** WHAT IS ASKED **
Please transcribe the data that follows without the pictures, keeping every word the same.

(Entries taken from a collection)
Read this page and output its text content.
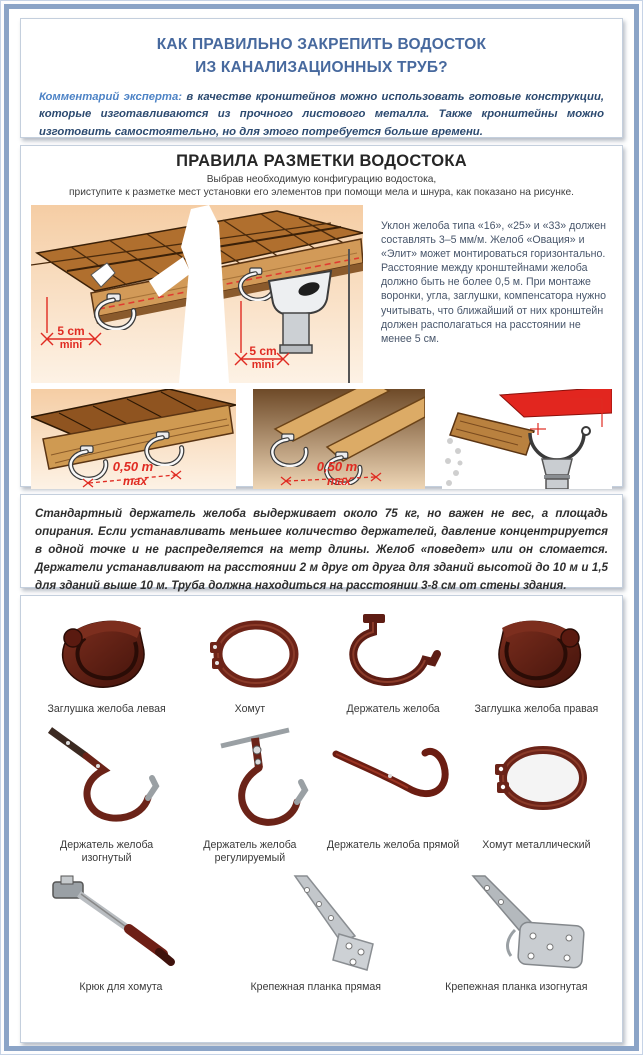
КАК ПРАВИЛЬНО ЗАКРЕПИТЬ ВОДОСТОК
ИЗ КАНАЛИЗАЦИОННЫХ ТРУБ?
Комментарий эксперта: в качестве кронштейнов можно использовать готовые конструкции, которые изготавливаются из прочного листового металла. Также кронштейны можно изготовить самостоятельно, но для этого потребуется больше времени.
ПРАВИЛА РАЗМЕТКИ ВОДОСТОКА
Выбрав необходимую конфигурацию водостока,
приступите к разметке мест установки его элементов при помощи мела и шнура, как показано на рисунке.
5 cm
mini	5 cm
mini
Уклон желоба типа «16», «25» и «33» должен составлять 3–5 мм/м. Желоб «Овация» и «Элит» может монтироваться горизонтально. Расстояние между кронштейнами желоба должно быть не более 0,5 м. При монтаже воронки, угла, заглушки, компенсатора нужно учитывать, что ближайший от них кронштейн должен располагаться на расстоянии не менее 5 см.
0,50 m
max
0,50 m
max
Стандартный держатель желоба выдерживает около 75 кг, но важен не вес, а площадь опирания. Если устанавливать меньшее количество держателей, давление концентрируется в одной точке и не распределяется на метр длины. Желоб «поведет» или он сломается. Держатели устанавливают на расстоянии 2 м друг от друга для зданий высотой до 10 м и 1,5 для зданий выше 10 м. Труба должна находиться на расстоянии 3-8 см от стены здания.
Заглушка желоба левая	Хомут	Держатель желоба	Заглушка желоба правая
Держатель желоба изогнутый
Держатель желоба регулируемый
Держатель желоба прямой Хомут металлический
Крюк для хомута	Крепежная планка прямая	Крепежная планка изогнутая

** REPLY TO THE TASK **
Read this page and output its text content.
КАК ПРАВИЛЬНО ЗАКРЕПИТЬ ВОДОСТОК
ИЗ КАНАЛИЗАЦИОННЫХ ТРУБ?
Комментарий эксперта: в качестве кронштейнов можно использовать готовые конструкции, которые изготавливаются из прочного листового металла. Также кронштейны можно изготовить самостоятельно, но для этого потребуется больше времени.
ПРАВИЛА РАЗМЕТКИ ВОДОСТОКА
Выбрав необходимую конфигурацию водостока,
приступите к разметке мест установки его элементов при помощи мела и шнура, как показано на рисунке.
5 cm
mini	5 cm
mini
Уклон желоба типа «16», «25» и «33» должен составлять 3–5 мм/м. Желоб «Овация» и «Элит» может монтироваться горизонтально. Расстояние между кронштейнами желоба должно быть не более 0,5 м. При монтаже воронки, угла, заглушки, компенсатора нужно учитывать, что ближайший от них кронштейн должен располагаться на расстоянии не менее 5 см.
0,50 m
max
0,50 m
max
Стандартный держатель желоба выдерживает около 75 кг, но важен не вес, а площадь опирания. Если устанавливать меньшее количество держателей, давление концентрируется в одной точке и не распределяется на метр длины. Желоб «поведет» или он сломается. Держатели устанавливают на расстоянии 2 м друг от друга для зданий высотой до 10 м и 1,5 для зданий выше 10 м. Труба должна находиться на расстоянии 3-8 см от стены здания.
Заглушка желоба левая	Хомут	Держатель желоба	Заглушка желоба правая
Держатель желоба изогнутый
Держатель желоба регулируемый
Держатель желоба прямой Хомут металлический
Крюк для хомута	Крепежная планка прямая	Крепежная планка изогнутая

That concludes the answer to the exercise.